Source records:

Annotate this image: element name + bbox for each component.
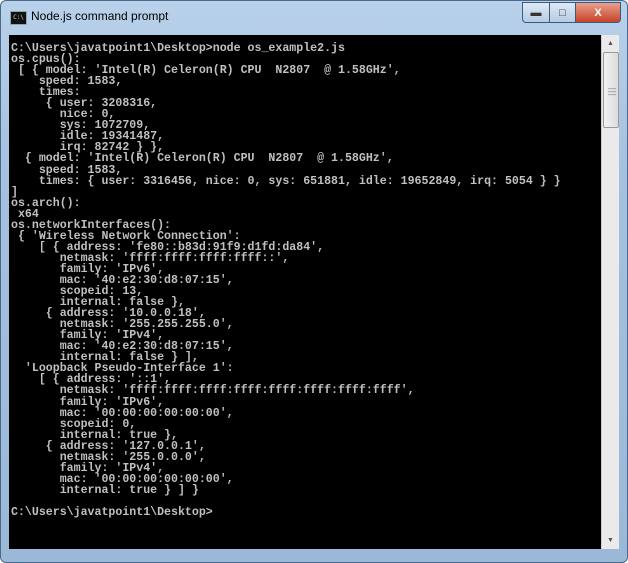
scrollbar-thumb[interactable]: — — —: [603, 52, 619, 128]
console-line: internal: true } ] }: [11, 483, 199, 497]
console-output[interactable]: C:\Users\javatpoint1\Desktop>node os_exa…: [9, 35, 601, 549]
maximize-icon: □: [559, 6, 566, 19]
close-button[interactable]: X: [576, 2, 621, 23]
title-bar[interactable]: C:\ Node.js command prompt ▬ □ X: [1, 1, 627, 35]
scroll-down-arrow-icon[interactable]: ▼: [602, 532, 619, 549]
console-line: speed: 1583,: [11, 75, 123, 89]
console-line: netmask: 'ffff:ffff:ffff:ffff:ffff:ffff:…: [11, 384, 415, 398]
minimize-icon: ▬: [530, 6, 542, 19]
window-title: Node.js command prompt: [31, 9, 169, 23]
console-line: scopeid: 0,: [11, 417, 137, 431]
minimize-button[interactable]: ▬: [522, 2, 550, 23]
console-line: family: 'IPv6',: [11, 395, 165, 409]
cmd-icon[interactable]: C:\: [10, 11, 27, 25]
scroll-up-arrow-icon[interactable]: ▲: [602, 35, 619, 52]
maximize-button[interactable]: □: [550, 2, 576, 23]
grip-icon: — — —: [608, 84, 616, 99]
console-window: C:\ Node.js command prompt ▬ □ X C:\User…: [0, 0, 628, 563]
close-icon: X: [594, 6, 602, 19]
console-line: { model: 'Intel(R) Celeron(R) CPU N2807 …: [11, 152, 394, 166]
console-line: C:\Users\javatpoint1\Desktop>: [11, 505, 213, 519]
console-text: C:\Users\javatpoint1\Desktop>node os_exa…: [9, 35, 601, 519]
console-line: ]: [11, 185, 18, 199]
console-line: os.arch():: [11, 196, 81, 210]
console-line: C:\Users\javatpoint1\Desktop>node os_exa…: [11, 42, 345, 55]
console-line: mac: '00:00:00:00:00:00',: [11, 406, 234, 420]
console-line: times: { user: 3316456, nice: 0, sys: 65…: [11, 174, 561, 188]
vertical-scrollbar[interactable]: ▲ — — — ▼: [601, 35, 619, 549]
console-line: speed: 1583,: [11, 163, 123, 177]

PROBLEM STATEMENT:
Output every line of the records as a JSON list of strings, one string per line, skipping blank lines and leaving out the pictures.

TASK RESULT:
[
  "Annotate this image: element name + bbox for each component.",
  "scrollbar-thumb[interactable]: — — —: [603, 52, 619, 128]",
  "console-line: internal: true } ] }: [11, 483, 199, 497]",
  "console-output[interactable]: C:\\Users\\javatpoint1\\Desktop>node os_exa…: [9, 35, 601, 549]",
  "maximize-icon: □: [559, 6, 566, 19]",
  "close-button[interactable]: X: [576, 2, 621, 23]",
  "title-bar[interactable]: C:\\ Node.js command prompt ▬ □ X: [1, 1, 627, 35]",
  "scroll-down-arrow-icon[interactable]: ▼: [602, 532, 619, 549]",
  "console-line: speed: 1583,: [11, 75, 123, 89]",
  "console-line: netmask: 'ffff:ffff:ffff:ffff:ffff:ffff:…: [11, 384, 415, 398]",
  "minimize-icon: ▬: [530, 6, 542, 19]",
  "window-title: Node.js command prompt: [31, 9, 169, 23]",
  "console-line: scopeid: 0,: [11, 417, 137, 431]",
  "minimize-button[interactable]: ▬: [522, 2, 550, 23]",
  "console-line: family: 'IPv6',: [11, 395, 165, 409]",
  "cmd-icon[interactable]: C:\\: [10, 11, 27, 25]",
  "scroll-up-arrow-icon[interactable]: ▲: [602, 35, 619, 52]",
  "maximize-button[interactable]: □: [550, 2, 576, 23]",
  "grip-icon: — — —: [608, 84, 616, 99]",
  "console-window: C:\\ Node.js command prompt ▬ □ X C:\\User…: [0, 0, 628, 563]",
  "close-icon: X: [594, 6, 602, 19]",
  "console-line: { model: 'Intel(R) Celeron(R) CPU N2807 …: [11, 152, 394, 166]",
  "console-line: C:\\Users\\javatpoint1\\Desktop>: [11, 505, 213, 519]",
  "console-text: C:\\Users\\javatpoint1\\Desktop>node os_exa…: [9, 35, 601, 519]",
  "console-line: ]: [11, 185, 18, 199]",
  "console-line: os.arch():: [11, 196, 81, 210]",
  "console-line: C:\\Users\\javatpoint1\\Desktop>node os_exa…: [11, 42, 345, 55]",
  "console-line: mac: '00:00:00:00:00:00',: [11, 406, 234, 420]",
  "console-line: times: { user: 3316456, nice: 0, sys: 65…: [11, 174, 561, 188]",
  "vertical-scrollbar[interactable]: ▲ — — — ▼: [601, 35, 619, 549]",
  "console-line: speed: 1583,: [11, 163, 123, 177]"
]